Data records:
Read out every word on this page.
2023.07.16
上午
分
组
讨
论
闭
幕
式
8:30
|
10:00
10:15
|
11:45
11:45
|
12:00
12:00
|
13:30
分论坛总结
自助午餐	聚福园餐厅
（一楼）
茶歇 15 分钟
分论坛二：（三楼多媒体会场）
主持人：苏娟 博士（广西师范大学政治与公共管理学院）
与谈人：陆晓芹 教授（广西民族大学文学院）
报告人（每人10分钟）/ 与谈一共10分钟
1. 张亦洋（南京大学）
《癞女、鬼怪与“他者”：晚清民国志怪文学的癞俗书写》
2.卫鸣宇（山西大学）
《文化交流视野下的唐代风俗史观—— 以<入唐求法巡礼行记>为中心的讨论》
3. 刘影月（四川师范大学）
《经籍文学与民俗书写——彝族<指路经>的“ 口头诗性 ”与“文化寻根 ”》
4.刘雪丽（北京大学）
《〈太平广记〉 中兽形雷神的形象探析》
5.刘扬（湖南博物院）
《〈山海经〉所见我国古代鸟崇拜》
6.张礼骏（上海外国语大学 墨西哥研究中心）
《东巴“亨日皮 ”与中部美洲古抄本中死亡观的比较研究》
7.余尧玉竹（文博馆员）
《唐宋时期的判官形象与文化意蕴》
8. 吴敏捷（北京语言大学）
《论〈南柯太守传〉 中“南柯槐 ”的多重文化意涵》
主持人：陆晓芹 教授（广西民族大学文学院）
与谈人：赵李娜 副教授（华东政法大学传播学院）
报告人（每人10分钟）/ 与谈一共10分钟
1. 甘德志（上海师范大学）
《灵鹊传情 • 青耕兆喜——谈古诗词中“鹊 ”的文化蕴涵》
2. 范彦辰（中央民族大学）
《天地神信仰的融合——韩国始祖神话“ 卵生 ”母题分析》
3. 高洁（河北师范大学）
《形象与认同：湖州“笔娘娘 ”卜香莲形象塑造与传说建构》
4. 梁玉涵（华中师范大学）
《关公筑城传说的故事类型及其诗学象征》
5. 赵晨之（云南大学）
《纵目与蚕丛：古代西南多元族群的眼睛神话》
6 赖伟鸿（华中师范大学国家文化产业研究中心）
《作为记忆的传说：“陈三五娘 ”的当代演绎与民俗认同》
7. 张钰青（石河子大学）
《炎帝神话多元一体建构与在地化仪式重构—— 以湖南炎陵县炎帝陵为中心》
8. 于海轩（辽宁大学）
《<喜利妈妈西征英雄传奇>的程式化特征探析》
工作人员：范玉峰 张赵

SET PROBLEM =
Return the whole listing exactly.

FULL SOLUTION =
Read out every word on this page.
2023.07.16
上午
分
组
讨
论
闭
幕
式
8:30
|
10:00
10:15
|
11:45
11:45
|
12:00
12:00
|
13:30
分论坛总结
自助午餐	聚福园餐厅
（一楼）
茶歇 15 分钟
分论坛二：（三楼多媒体会场）
主持人：苏娟 博士（广西师范大学政治与公共管理学院）
与谈人：陆晓芹 教授（广西民族大学文学院）
报告人（每人10分钟）/ 与谈一共10分钟
1. 张亦洋（南京大学）
《癞女、鬼怪与“他者”：晚清民国志怪文学的癞俗书写》
2.卫鸣宇（山西大学）
《文化交流视野下的唐代风俗史观—— 以<入唐求法巡礼行记>为中心的讨论》
3. 刘影月（四川师范大学）
《经籍文学与民俗书写——彝族<指路经>的“ 口头诗性 ”与“文化寻根 ”》
4.刘雪丽（北京大学）
《〈太平广记〉 中兽形雷神的形象探析》
5.刘扬（湖南博物院）
《〈山海经〉所见我国古代鸟崇拜》
6.张礼骏（上海外国语大学 墨西哥研究中心）
《东巴“亨日皮 ”与中部美洲古抄本中死亡观的比较研究》
7.余尧玉竹（文博馆员）
《唐宋时期的判官形象与文化意蕴》
8. 吴敏捷（北京语言大学）
《论〈南柯太守传〉 中“南柯槐 ”的多重文化意涵》
主持人：陆晓芹 教授（广西民族大学文学院）
与谈人：赵李娜 副教授（华东政法大学传播学院）
报告人（每人10分钟）/ 与谈一共10分钟
1. 甘德志（上海师范大学）
《灵鹊传情 • 青耕兆喜——谈古诗词中“鹊 ”的文化蕴涵》
2. 范彦辰（中央民族大学）
《天地神信仰的融合——韩国始祖神话“ 卵生 ”母题分析》
3. 高洁（河北师范大学）
《形象与认同：湖州“笔娘娘 ”卜香莲形象塑造与传说建构》
4. 梁玉涵（华中师范大学）
《关公筑城传说的故事类型及其诗学象征》
5. 赵晨之（云南大学）
《纵目与蚕丛：古代西南多元族群的眼睛神话》
6 赖伟鸿（华中师范大学国家文化产业研究中心）
《作为记忆的传说：“陈三五娘 ”的当代演绎与民俗认同》
7. 张钰青（石河子大学）
《炎帝神话多元一体建构与在地化仪式重构—— 以湖南炎陵县炎帝陵为中心》
8. 于海轩（辽宁大学）
《<喜利妈妈西征英雄传奇>的程式化特征探析》
工作人员：范玉峰 张赵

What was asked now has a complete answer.